GIVEN RECORDS ▸

• • •

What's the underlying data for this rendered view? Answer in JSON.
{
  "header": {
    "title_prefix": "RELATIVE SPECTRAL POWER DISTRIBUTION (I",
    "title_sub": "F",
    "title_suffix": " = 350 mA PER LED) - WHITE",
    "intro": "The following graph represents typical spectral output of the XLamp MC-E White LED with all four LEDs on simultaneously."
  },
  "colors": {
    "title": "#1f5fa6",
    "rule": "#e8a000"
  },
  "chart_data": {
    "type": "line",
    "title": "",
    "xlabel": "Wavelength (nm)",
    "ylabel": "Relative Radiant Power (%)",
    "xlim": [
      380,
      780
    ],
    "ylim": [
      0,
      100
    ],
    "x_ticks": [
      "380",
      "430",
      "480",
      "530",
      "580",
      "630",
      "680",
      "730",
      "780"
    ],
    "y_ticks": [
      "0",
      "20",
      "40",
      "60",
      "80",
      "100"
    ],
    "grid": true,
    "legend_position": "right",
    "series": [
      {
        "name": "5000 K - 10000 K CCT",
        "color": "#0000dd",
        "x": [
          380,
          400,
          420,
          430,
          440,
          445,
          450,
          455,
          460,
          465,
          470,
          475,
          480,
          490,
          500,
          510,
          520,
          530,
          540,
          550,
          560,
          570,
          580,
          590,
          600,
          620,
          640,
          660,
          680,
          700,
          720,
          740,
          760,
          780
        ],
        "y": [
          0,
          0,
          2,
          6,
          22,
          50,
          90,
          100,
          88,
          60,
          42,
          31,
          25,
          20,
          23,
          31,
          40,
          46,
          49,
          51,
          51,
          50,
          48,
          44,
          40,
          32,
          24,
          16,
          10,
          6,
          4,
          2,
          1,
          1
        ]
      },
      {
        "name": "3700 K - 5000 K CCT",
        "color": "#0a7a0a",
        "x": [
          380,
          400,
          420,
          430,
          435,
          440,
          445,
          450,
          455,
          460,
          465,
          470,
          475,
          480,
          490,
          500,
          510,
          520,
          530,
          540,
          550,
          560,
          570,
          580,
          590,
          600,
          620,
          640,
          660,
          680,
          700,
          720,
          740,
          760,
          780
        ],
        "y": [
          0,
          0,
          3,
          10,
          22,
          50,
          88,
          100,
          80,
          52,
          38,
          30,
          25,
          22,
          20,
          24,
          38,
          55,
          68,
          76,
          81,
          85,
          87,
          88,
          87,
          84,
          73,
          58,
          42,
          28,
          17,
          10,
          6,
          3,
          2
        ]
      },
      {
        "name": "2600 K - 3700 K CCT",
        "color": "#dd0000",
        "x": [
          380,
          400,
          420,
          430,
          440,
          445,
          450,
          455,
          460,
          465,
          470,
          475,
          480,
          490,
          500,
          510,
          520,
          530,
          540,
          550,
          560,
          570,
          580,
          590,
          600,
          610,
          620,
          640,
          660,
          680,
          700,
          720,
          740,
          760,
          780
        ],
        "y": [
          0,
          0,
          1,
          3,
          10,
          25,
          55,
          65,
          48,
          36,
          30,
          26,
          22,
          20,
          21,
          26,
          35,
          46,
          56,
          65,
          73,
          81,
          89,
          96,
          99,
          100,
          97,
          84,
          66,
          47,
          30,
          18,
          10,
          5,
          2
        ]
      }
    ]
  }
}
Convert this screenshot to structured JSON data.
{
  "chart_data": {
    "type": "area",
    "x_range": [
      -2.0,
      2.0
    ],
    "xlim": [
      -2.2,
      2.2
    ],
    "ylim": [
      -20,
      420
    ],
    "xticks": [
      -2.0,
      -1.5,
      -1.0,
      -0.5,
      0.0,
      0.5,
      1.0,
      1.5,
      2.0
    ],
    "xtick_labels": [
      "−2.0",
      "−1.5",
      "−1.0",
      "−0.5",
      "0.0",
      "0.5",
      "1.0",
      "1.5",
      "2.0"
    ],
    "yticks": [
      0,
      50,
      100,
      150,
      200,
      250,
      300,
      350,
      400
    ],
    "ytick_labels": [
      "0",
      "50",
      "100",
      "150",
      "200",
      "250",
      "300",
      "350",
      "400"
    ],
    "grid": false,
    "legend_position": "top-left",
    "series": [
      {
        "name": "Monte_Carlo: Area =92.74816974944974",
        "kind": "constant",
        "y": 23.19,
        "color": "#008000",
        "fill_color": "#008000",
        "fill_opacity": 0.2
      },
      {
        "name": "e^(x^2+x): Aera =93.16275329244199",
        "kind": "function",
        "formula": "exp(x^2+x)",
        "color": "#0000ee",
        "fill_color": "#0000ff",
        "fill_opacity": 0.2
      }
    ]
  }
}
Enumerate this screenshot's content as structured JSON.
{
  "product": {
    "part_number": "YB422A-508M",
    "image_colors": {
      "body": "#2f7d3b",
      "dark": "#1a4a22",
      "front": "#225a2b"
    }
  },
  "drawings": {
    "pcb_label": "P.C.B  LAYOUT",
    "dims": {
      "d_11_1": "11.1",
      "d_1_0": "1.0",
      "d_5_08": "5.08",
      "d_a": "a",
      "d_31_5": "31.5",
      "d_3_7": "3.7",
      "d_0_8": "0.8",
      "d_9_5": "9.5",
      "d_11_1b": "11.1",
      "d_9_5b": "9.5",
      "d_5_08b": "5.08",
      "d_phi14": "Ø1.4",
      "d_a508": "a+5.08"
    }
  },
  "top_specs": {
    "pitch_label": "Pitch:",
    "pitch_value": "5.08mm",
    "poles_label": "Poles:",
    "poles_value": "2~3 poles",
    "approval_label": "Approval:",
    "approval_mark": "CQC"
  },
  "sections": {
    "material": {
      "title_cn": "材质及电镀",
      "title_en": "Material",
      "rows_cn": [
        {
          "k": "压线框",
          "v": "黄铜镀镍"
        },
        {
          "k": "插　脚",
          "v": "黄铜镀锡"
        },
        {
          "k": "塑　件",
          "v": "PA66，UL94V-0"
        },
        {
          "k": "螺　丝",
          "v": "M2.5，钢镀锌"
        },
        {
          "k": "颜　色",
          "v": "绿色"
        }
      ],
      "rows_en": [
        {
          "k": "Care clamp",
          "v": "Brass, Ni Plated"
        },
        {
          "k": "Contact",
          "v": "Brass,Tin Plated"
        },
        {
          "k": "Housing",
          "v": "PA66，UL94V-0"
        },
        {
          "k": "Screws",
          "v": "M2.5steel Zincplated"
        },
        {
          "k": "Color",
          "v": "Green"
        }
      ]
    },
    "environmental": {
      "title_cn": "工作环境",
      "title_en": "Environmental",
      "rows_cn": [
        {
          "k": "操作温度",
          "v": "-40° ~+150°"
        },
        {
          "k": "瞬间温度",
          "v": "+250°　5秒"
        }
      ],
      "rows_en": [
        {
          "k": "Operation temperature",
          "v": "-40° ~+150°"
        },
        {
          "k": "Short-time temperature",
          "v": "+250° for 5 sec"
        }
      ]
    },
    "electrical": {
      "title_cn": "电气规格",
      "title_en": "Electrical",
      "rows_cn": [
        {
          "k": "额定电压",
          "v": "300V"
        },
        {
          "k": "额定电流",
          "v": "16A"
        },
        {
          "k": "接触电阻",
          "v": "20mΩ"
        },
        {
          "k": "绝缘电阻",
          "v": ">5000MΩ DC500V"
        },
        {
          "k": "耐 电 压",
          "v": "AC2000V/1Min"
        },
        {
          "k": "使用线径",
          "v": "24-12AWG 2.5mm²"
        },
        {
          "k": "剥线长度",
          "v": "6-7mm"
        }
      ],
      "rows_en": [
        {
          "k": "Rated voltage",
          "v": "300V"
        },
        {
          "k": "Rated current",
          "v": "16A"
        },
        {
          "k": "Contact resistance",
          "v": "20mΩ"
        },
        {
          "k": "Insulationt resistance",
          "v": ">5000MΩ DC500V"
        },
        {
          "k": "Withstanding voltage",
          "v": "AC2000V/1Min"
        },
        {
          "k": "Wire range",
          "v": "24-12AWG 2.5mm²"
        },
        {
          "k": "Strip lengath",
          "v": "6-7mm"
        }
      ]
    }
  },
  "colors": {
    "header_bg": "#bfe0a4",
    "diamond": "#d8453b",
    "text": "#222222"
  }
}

• • •

WHAT YOU HAVE TO DO ▸ Pick out each line containing "resistance" and report it.

TASK OUTPUT ▸
          "k": "Contact resistance",
          "k": "Insulationt resistance",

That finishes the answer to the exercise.